_Exercise brief_.
Write out all the entries word for word and omit any pictures.

Stored data
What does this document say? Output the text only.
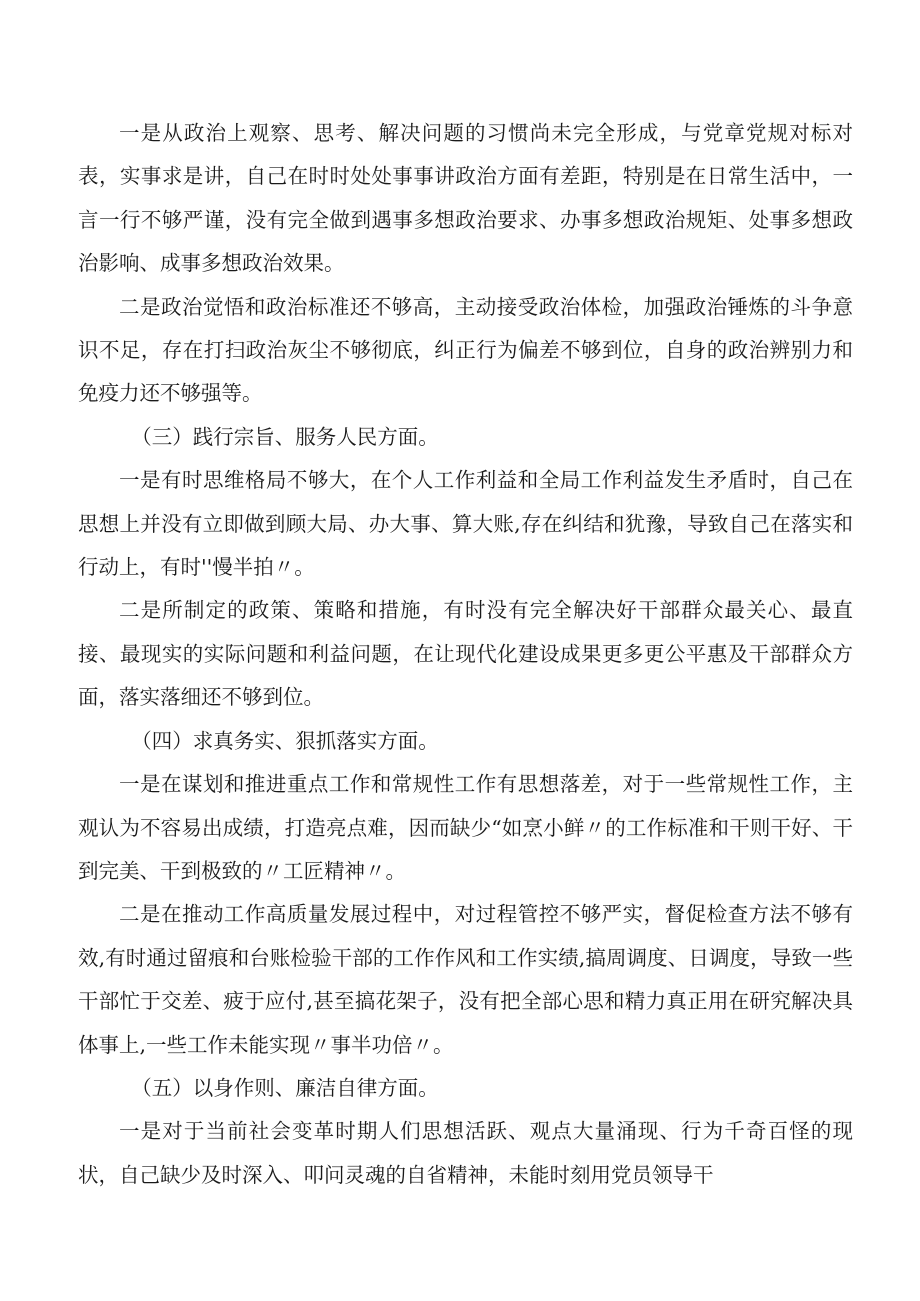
一是从政治上观察、思考、解决问题的习惯尚未完全形成，与党章党规对标对表，实事求是讲，自己在时时处处事事讲政治方面有差距，特别是在日常生活中，一言一行不够严谨，没有完全做到遇事多想政治要求、办事多想政治规矩、处事多想政治影响、成事多想政治效果。

二是政治觉悟和政治标准还不够高，主动接受政治体检，加强政治锤炼的斗争意识不足，存在打扫政治灰尘不够彻底，纠正行为偏差不够到位，自身的政治辨别力和免疫力还不够强等。

（三）践行宗旨、服务人民方面。

一是有时思维格局不够大，在个人工作利益和全局工作利益发生矛盾时，自己在思想上并没有立即做到顾大局、办大事、算大账,存在纠结和犹豫，导致自己在落实和行动上，有时''慢半拍〃。

二是所制定的政策、策略和措施，有时没有完全解决好干部群众最关心、最直接、最现实的实际问题和利益问题，在让现代化建设成果更多更公平惠及干部群众方面，落实落细还不够到位。

（四）求真务实、狠抓落实方面。

一是在谋划和推进重点工作和常规性工作有思想落差，对于一些常规性工作，主观认为不容易出成绩，打造亮点难，因而缺少“如烹小鲜〃的工作标准和干则干好、干到完美、干到极致的〃工匠精神〃。

二是在推动工作高质量发展过程中，对过程管控不够严实，督促检查方法不够有效,有时通过留痕和台账检验干部的工作作风和工作实绩,搞周调度、日调度，导致一些干部忙于交差、疲于应付,甚至搞花架子，没有把全部心思和精力真正用在研究解决具体事上,一些工作未能实现〃事半功倍〃。

（五）以身作则、廉洁自律方面。

一是对于当前社会变革时期人们思想活跃、观点大量涌现、行为千奇百怪的现状，自己缺少及时深入、叩问灵魂的自省精神，未能时刻用党员领导干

_Written answer_.
What does this document say? Output the text only.
一是从政治上观察、思考、解决问题的习惯尚未完全形成，与党章党规对标对表，实事求是讲，自己在时时处处事事讲政治方面有差距，特别是在日常生活中，一言一行不够严谨，没有完全做到遇事多想政治要求、办事多想政治规矩、处事多想政治影响、成事多想政治效果。

二是政治觉悟和政治标准还不够高，主动接受政治体检，加强政治锤炼的斗争意识不足，存在打扫政治灰尘不够彻底，纠正行为偏差不够到位，自身的政治辨别力和免疫力还不够强等。

（三）践行宗旨、服务人民方面。

一是有时思维格局不够大，在个人工作利益和全局工作利益发生矛盾时，自己在思想上并没有立即做到顾大局、办大事、算大账,存在纠结和犹豫，导致自己在落实和行动上，有时''慢半拍〃。

二是所制定的政策、策略和措施，有时没有完全解决好干部群众最关心、最直接、最现实的实际问题和利益问题，在让现代化建设成果更多更公平惠及干部群众方面，落实落细还不够到位。

（四）求真务实、狠抓落实方面。

一是在谋划和推进重点工作和常规性工作有思想落差，对于一些常规性工作，主观认为不容易出成绩，打造亮点难，因而缺少“如烹小鲜〃的工作标准和干则干好、干到完美、干到极致的〃工匠精神〃。

二是在推动工作高质量发展过程中，对过程管控不够严实，督促检查方法不够有效,有时通过留痕和台账检验干部的工作作风和工作实绩,搞周调度、日调度，导致一些干部忙于交差、疲于应付,甚至搞花架子，没有把全部心思和精力真正用在研究解决具体事上,一些工作未能实现〃事半功倍〃。

（五）以身作则、廉洁自律方面。

一是对于当前社会变革时期人们思想活跃、观点大量涌现、行为千奇百怪的现状，自己缺少及时深入、叩问灵魂的自省精神，未能时刻用党员领导干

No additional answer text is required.